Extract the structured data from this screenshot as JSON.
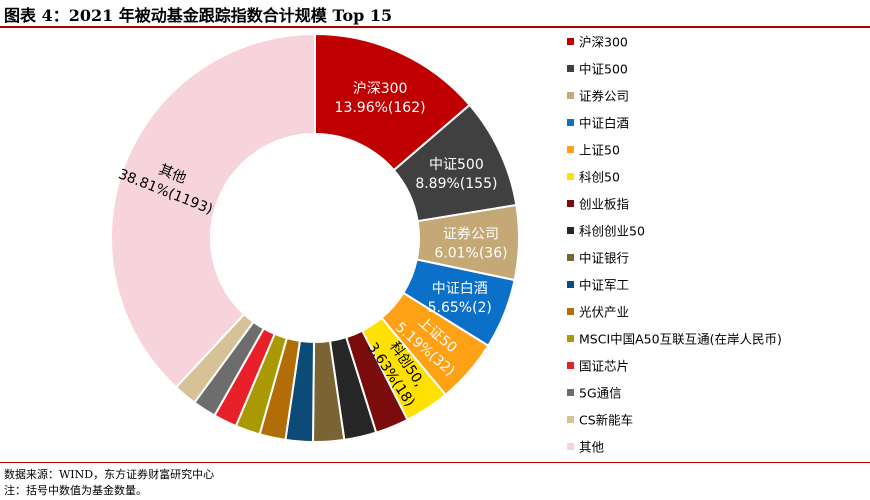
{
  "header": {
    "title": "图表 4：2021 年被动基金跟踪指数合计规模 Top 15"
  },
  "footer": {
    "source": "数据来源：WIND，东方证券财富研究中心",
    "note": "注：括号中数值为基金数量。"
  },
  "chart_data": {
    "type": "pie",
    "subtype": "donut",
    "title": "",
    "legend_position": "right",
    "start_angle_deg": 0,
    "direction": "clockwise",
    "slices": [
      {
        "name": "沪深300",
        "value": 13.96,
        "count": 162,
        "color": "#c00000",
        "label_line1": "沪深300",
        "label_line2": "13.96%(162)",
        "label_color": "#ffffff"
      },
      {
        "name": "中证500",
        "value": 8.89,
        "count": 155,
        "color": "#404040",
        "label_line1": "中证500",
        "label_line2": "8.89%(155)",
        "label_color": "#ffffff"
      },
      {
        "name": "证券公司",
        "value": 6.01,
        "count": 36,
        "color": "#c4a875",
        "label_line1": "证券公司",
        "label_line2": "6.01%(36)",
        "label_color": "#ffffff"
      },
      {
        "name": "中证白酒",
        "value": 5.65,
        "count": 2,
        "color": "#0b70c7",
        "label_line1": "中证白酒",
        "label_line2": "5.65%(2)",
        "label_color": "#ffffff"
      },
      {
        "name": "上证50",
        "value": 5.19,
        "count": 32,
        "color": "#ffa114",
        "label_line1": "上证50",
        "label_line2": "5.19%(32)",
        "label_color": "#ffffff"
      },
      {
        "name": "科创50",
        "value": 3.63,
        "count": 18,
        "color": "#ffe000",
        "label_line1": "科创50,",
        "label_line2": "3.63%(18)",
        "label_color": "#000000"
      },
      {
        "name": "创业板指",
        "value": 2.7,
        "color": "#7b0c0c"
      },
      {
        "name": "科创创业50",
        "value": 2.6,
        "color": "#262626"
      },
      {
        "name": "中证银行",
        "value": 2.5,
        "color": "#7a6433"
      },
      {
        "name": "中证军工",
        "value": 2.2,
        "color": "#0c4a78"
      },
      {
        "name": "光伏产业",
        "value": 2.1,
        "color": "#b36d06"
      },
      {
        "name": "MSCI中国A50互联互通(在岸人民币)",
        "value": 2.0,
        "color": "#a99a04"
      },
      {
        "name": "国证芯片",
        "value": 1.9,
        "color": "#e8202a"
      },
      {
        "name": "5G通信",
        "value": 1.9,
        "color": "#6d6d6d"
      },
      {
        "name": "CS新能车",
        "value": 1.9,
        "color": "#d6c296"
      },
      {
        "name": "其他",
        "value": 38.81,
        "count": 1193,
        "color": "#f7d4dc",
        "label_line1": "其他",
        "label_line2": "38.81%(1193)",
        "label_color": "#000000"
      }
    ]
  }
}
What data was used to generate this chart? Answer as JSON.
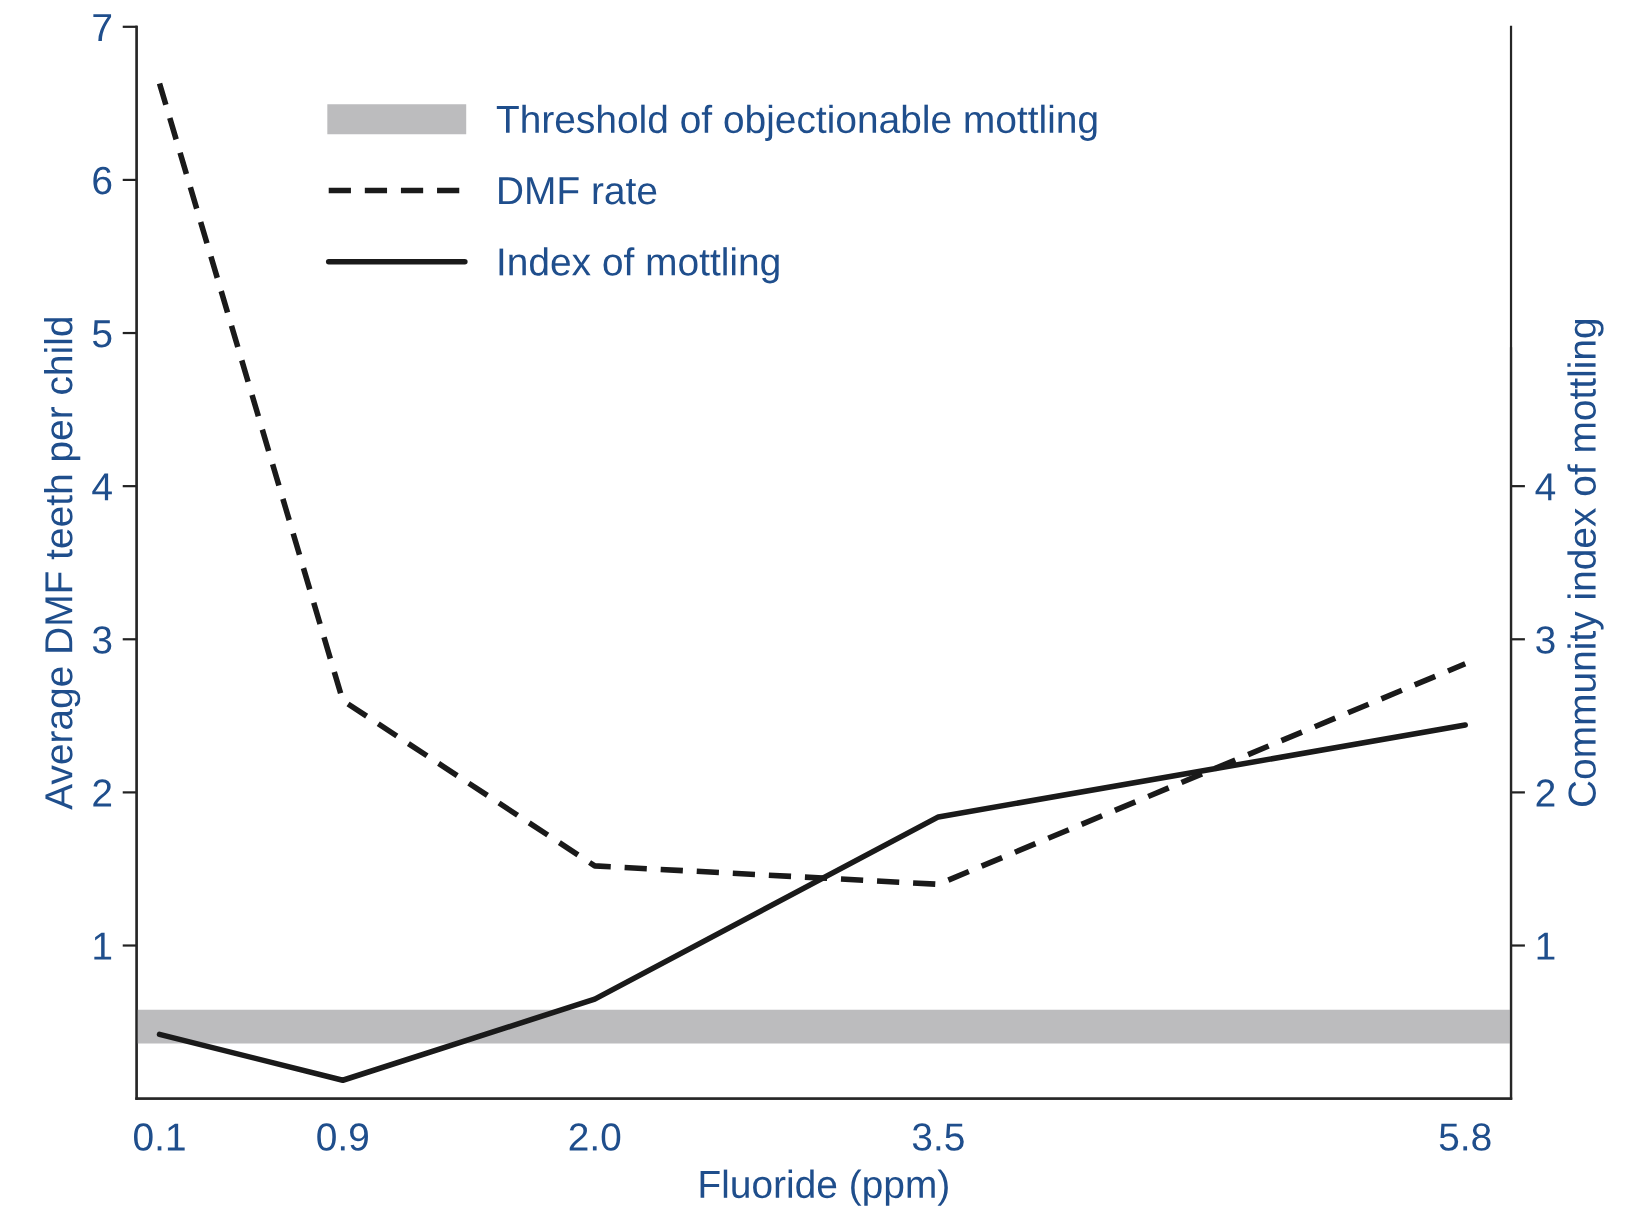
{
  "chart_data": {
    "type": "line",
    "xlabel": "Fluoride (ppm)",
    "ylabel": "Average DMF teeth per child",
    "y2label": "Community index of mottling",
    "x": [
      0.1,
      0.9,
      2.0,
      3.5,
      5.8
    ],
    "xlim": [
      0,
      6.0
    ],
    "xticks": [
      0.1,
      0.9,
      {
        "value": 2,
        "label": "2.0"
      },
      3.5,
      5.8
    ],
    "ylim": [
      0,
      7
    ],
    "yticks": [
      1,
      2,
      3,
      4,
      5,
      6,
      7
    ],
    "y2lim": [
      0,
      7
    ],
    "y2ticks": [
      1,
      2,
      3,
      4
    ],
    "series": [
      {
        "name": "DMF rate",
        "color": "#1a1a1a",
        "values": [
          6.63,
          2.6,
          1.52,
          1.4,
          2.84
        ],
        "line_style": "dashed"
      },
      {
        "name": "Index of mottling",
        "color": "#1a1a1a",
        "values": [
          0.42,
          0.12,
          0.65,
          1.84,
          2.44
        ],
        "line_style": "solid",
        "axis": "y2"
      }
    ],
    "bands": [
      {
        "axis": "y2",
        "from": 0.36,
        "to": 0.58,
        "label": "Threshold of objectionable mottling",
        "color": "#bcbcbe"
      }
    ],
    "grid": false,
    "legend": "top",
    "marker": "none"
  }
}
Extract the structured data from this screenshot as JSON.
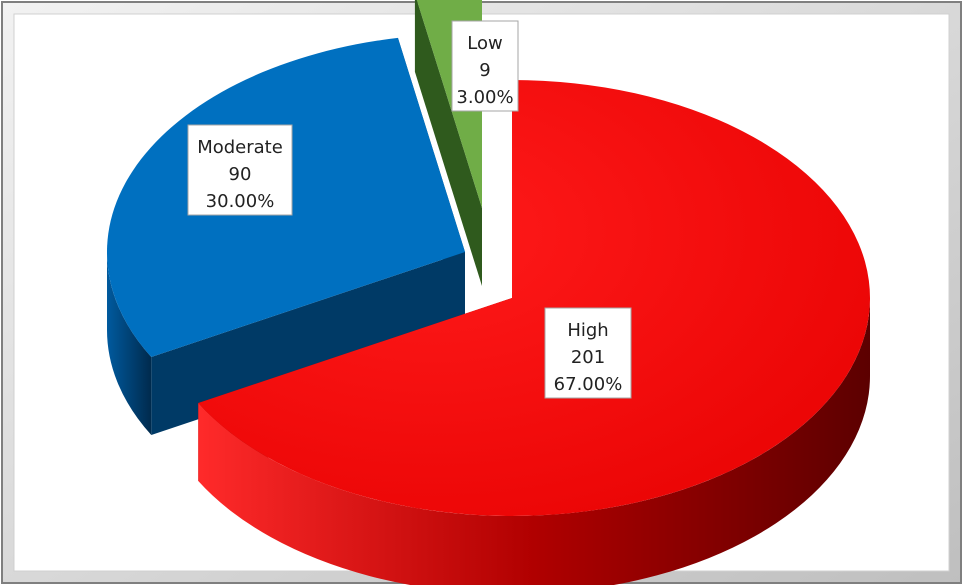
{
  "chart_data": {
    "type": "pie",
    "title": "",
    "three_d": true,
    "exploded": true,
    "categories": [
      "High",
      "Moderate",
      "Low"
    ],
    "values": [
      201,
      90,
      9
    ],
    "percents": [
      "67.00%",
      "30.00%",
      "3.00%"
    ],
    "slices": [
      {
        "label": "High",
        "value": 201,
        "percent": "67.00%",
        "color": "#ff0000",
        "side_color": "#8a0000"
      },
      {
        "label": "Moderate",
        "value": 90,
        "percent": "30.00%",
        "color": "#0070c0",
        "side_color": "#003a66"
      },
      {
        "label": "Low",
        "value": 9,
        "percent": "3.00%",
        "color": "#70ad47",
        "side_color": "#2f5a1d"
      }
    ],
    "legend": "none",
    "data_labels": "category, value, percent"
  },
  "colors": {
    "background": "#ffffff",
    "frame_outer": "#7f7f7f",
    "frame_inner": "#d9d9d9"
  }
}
::::::::
• **Given problem**: Will you restate every entry word for word and omit the images?

• **Reply**:
Extract the structured data from this screenshot as JSON.
{
  "header": {
    "title": "图表 4：2021 年被动基金跟踪指数合计规模 Top 15"
  },
  "footer": {
    "source": "数据来源：WIND，东方证券财富研究中心",
    "note": "注：括号中数值为基金数量。"
  },
  "chart_data": {
    "type": "pie",
    "subtype": "donut",
    "title": "",
    "legend_position": "right",
    "start_angle_deg": 0,
    "direction": "clockwise",
    "slices": [
      {
        "name": "沪深300",
        "value": 13.96,
        "count": 162,
        "color": "#c00000",
        "label_line1": "沪深300",
        "label_line2": "13.96%(162)",
        "label_color": "#ffffff"
      },
      {
        "name": "中证500",
        "value": 8.89,
        "count": 155,
        "color": "#404040",
        "label_line1": "中证500",
        "label_line2": "8.89%(155)",
        "label_color": "#ffffff"
      },
      {
        "name": "证券公司",
        "value": 6.01,
        "count": 36,
        "color": "#c4a875",
        "label_line1": "证券公司",
        "label_line2": "6.01%(36)",
        "label_color": "#ffffff"
      },
      {
        "name": "中证白酒",
        "value": 5.65,
        "count": 2,
        "color": "#0b70c7",
        "label_line1": "中证白酒",
        "label_line2": "5.65%(2)",
        "label_color": "#ffffff"
      },
      {
        "name": "上证50",
        "value": 5.19,
        "count": 32,
        "color": "#ffa114",
        "label_line1": "上证50",
        "label_line2": "5.19%(32)",
        "label_color": "#ffffff"
      },
      {
        "name": "科创50",
        "value": 3.63,
        "count": 18,
        "color": "#ffe000",
        "label_line1": "科创50,",
        "label_line2": "3.63%(18)",
        "label_color": "#000000"
      },
      {
        "name": "创业板指",
        "value": 2.7,
        "color": "#7b0c0c"
      },
      {
        "name": "科创创业50",
        "value": 2.6,
        "color": "#262626"
      },
      {
        "name": "中证银行",
        "value": 2.5,
        "color": "#7a6433"
      },
      {
        "name": "中证军工",
        "value": 2.2,
        "color": "#0c4a78"
      },
      {
        "name": "光伏产业",
        "value": 2.1,
        "color": "#b36d06"
      },
      {
        "name": "MSCI中国A50互联互通(在岸人民币)",
        "value": 2.0,
        "color": "#a99a04"
      },
      {
        "name": "国证芯片",
        "value": 1.9,
        "color": "#e8202a"
      },
      {
        "name": "5G通信",
        "value": 1.9,
        "color": "#6d6d6d"
      },
      {
        "name": "CS新能车",
        "value": 1.9,
        "color": "#d6c296"
      },
      {
        "name": "其他",
        "value": 38.81,
        "count": 1193,
        "color": "#f7d4dc",
        "label_line1": "其他",
        "label_line2": "38.81%(1193)",
        "label_color": "#000000"
      }
    ]
  }
}
What data was used to generate this chart? Answer as JSON.
{
  "chart_data": {
    "type": "line",
    "xlabel": "Fluoride (ppm)",
    "ylabel": "Average DMF teeth per child",
    "y2label": "Community index of mottling",
    "x": [
      0.1,
      0.9,
      2.0,
      3.5,
      5.8
    ],
    "xlim": [
      0,
      6.0
    ],
    "xticks": [
      0.1,
      0.9,
      {
        "value": 2,
        "label": "2.0"
      },
      3.5,
      5.8
    ],
    "ylim": [
      0,
      7
    ],
    "yticks": [
      1,
      2,
      3,
      4,
      5,
      6,
      7
    ],
    "y2lim": [
      0,
      7
    ],
    "y2ticks": [
      1,
      2,
      3,
      4
    ],
    "series": [
      {
        "name": "DMF rate",
        "color": "#1a1a1a",
        "values": [
          6.63,
          2.6,
          1.52,
          1.4,
          2.84
        ],
        "line_style": "dashed"
      },
      {
        "name": "Index of mottling",
        "color": "#1a1a1a",
        "values": [
          0.42,
          0.12,
          0.65,
          1.84,
          2.44
        ],
        "line_style": "solid",
        "axis": "y2"
      }
    ],
    "bands": [
      {
        "axis": "y2",
        "from": 0.36,
        "to": 0.58,
        "label": "Threshold of objectionable mottling",
        "color": "#bcbcbe"
      }
    ],
    "grid": false,
    "legend": "top",
    "marker": "none"
  }
}
Extract the structured data from this screenshot as JSON.
{
  "chart_data": {
    "type": "pie",
    "title": "",
    "three_d": true,
    "exploded": true,
    "categories": [
      "High",
      "Moderate",
      "Low"
    ],
    "values": [
      201,
      90,
      9
    ],
    "percents": [
      "67.00%",
      "30.00%",
      "3.00%"
    ],
    "slices": [
      {
        "label": "High",
        "value": 201,
        "percent": "67.00%",
        "color": "#ff0000",
        "side_color": "#8a0000"
      },
      {
        "label": "Moderate",
        "value": 90,
        "percent": "30.00%",
        "color": "#0070c0",
        "side_color": "#003a66"
      },
      {
        "label": "Low",
        "value": 9,
        "percent": "3.00%",
        "color": "#70ad47",
        "side_color": "#2f5a1d"
      }
    ],
    "legend": "none",
    "data_labels": "category, value, percent"
  },
  "colors": {
    "background": "#ffffff",
    "frame_outer": "#7f7f7f",
    "frame_inner": "#d9d9d9"
  }
}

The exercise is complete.